## SHORT TASK
Show every line where "with" occurs.

## ENTRIES PROVIDED

────

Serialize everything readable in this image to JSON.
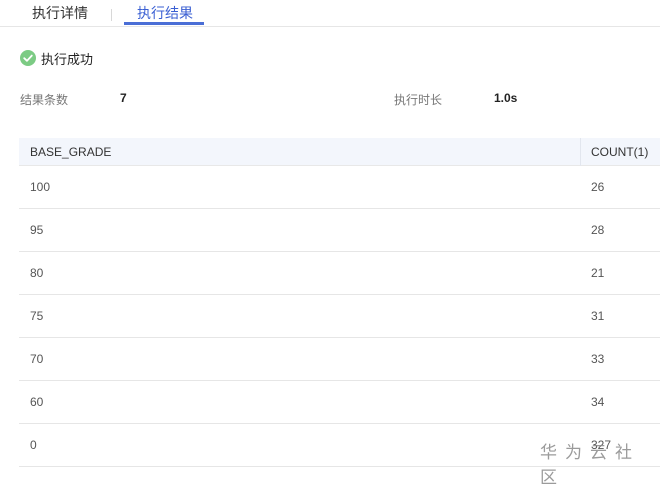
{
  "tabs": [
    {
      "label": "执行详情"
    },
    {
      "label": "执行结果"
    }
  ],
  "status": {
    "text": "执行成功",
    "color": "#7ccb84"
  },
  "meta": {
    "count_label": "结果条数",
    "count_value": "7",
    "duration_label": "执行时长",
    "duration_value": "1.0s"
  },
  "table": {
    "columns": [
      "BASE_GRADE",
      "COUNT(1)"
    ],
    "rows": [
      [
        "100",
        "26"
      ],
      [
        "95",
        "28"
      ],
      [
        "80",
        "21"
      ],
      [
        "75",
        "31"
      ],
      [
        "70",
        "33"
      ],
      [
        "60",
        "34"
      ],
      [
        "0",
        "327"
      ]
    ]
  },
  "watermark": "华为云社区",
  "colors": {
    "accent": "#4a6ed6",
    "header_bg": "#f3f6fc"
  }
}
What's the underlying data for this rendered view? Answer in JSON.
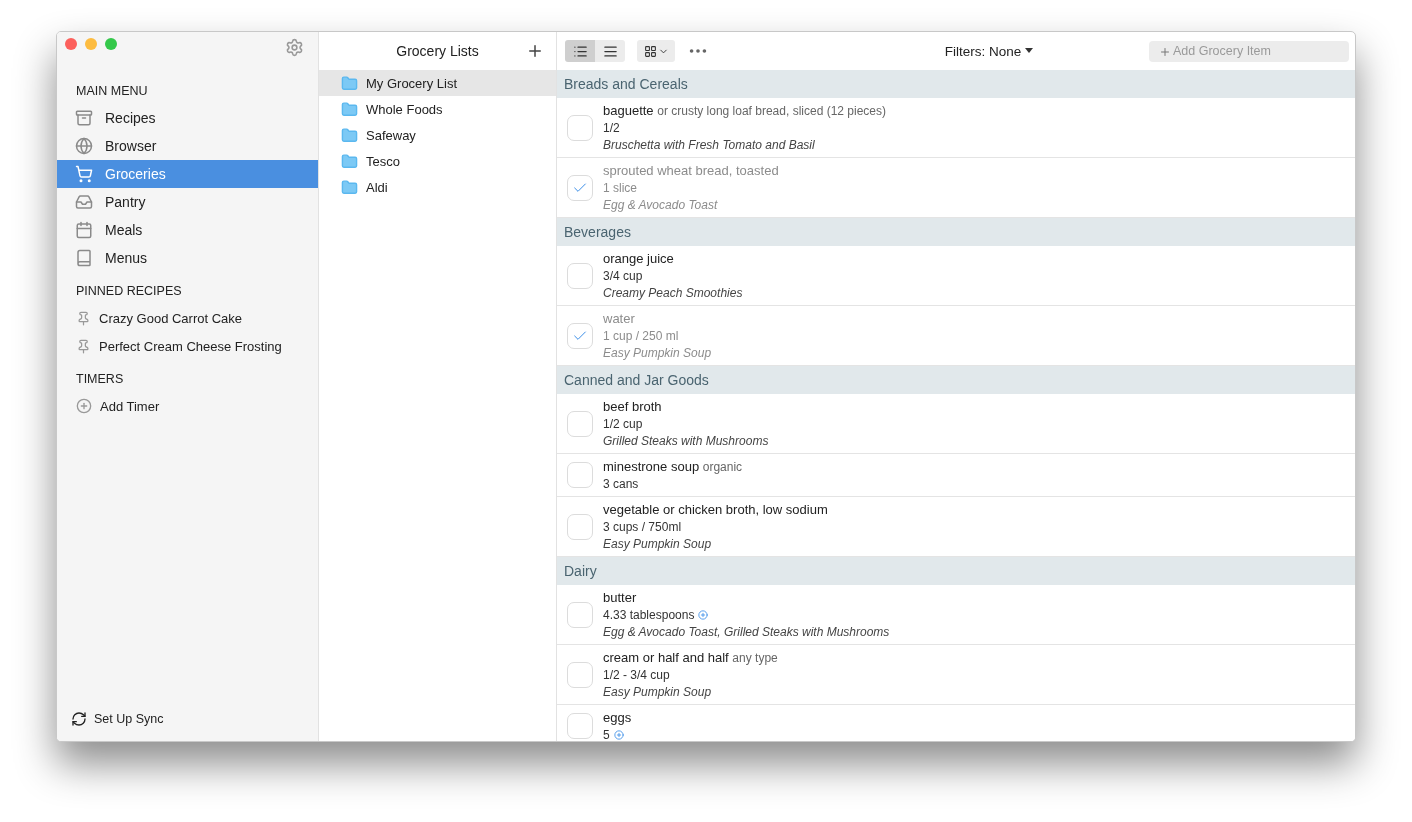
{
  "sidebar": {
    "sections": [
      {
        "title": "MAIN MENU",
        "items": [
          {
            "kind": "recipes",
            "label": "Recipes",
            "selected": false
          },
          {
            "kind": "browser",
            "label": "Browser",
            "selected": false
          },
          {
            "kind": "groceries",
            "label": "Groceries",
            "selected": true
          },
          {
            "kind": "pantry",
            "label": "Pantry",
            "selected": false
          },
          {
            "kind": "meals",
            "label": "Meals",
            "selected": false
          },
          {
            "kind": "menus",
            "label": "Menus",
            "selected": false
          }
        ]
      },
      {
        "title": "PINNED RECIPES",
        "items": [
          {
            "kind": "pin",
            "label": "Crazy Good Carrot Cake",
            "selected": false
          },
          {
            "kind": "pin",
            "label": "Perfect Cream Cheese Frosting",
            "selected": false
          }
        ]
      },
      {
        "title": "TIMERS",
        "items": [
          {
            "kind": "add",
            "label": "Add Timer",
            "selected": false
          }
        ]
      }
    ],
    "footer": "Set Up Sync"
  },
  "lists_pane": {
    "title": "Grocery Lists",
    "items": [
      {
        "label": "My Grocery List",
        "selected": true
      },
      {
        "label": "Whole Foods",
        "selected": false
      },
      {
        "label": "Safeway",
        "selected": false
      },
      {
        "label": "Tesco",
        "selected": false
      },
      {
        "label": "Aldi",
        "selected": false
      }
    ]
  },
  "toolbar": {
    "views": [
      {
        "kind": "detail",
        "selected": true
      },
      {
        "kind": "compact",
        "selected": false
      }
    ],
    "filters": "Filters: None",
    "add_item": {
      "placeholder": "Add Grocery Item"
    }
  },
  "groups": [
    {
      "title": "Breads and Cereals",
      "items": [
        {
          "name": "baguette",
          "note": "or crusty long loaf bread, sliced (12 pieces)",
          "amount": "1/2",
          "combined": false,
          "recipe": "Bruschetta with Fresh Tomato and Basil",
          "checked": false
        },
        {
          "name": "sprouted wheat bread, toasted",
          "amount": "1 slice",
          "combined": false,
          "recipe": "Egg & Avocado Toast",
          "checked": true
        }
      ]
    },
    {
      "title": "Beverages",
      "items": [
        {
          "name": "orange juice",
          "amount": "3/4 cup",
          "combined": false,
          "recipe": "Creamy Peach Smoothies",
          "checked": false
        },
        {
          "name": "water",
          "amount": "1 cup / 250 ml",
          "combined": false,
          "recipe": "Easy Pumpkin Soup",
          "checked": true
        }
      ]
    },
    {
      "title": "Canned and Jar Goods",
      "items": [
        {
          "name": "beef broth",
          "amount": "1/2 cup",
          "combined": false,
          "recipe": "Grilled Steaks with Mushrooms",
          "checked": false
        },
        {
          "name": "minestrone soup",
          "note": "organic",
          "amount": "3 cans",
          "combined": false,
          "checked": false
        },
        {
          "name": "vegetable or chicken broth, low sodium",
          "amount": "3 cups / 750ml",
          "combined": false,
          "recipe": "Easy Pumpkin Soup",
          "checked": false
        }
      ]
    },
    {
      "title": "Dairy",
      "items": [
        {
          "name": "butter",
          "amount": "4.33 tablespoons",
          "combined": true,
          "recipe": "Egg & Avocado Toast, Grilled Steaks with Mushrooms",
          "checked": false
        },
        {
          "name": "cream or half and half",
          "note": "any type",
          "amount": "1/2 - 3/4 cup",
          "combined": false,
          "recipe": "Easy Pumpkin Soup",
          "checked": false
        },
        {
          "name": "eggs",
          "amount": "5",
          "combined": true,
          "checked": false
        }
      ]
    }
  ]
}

────

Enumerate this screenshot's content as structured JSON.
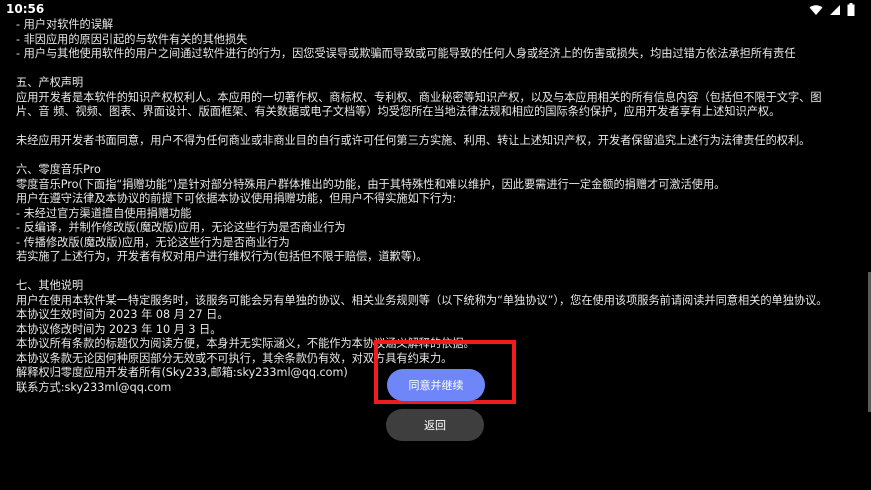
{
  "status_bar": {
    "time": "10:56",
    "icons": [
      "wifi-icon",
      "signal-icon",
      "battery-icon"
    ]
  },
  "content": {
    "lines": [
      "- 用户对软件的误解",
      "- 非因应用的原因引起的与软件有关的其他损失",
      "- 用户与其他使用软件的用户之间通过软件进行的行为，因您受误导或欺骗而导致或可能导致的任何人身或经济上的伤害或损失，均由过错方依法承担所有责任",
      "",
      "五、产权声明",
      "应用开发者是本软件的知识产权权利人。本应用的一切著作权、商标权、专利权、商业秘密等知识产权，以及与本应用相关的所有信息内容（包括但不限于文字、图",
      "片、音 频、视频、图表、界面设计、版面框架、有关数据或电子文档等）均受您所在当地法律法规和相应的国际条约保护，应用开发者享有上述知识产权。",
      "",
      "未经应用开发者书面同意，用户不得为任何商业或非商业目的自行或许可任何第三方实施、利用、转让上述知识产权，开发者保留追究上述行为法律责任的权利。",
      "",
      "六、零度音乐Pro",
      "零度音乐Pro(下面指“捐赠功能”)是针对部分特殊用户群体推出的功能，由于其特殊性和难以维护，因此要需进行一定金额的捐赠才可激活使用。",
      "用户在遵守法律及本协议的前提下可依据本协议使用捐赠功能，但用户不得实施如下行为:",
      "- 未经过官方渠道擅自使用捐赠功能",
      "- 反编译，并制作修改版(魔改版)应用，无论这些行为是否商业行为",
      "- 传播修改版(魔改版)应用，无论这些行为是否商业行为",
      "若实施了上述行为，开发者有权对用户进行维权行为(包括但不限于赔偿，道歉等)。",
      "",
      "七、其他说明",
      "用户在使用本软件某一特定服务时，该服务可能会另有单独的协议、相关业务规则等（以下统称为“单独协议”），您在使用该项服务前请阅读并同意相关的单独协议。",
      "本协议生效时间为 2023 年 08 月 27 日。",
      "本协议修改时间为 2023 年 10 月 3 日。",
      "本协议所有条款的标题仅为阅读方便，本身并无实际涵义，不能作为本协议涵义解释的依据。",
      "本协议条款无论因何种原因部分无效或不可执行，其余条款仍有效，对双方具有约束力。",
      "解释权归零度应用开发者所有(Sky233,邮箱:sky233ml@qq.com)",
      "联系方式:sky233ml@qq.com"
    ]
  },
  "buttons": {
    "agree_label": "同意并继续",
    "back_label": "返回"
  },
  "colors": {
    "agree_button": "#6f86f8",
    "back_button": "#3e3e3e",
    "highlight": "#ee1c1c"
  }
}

────

## TASK RESPONSE
          "recipe": "Bruschetta with Fresh Tomato and Basil",
          "recipe": "Grilled Steaks with Mushrooms",
          "recipe": "Egg & Avocado Toast, Grilled Steaks with Mushrooms",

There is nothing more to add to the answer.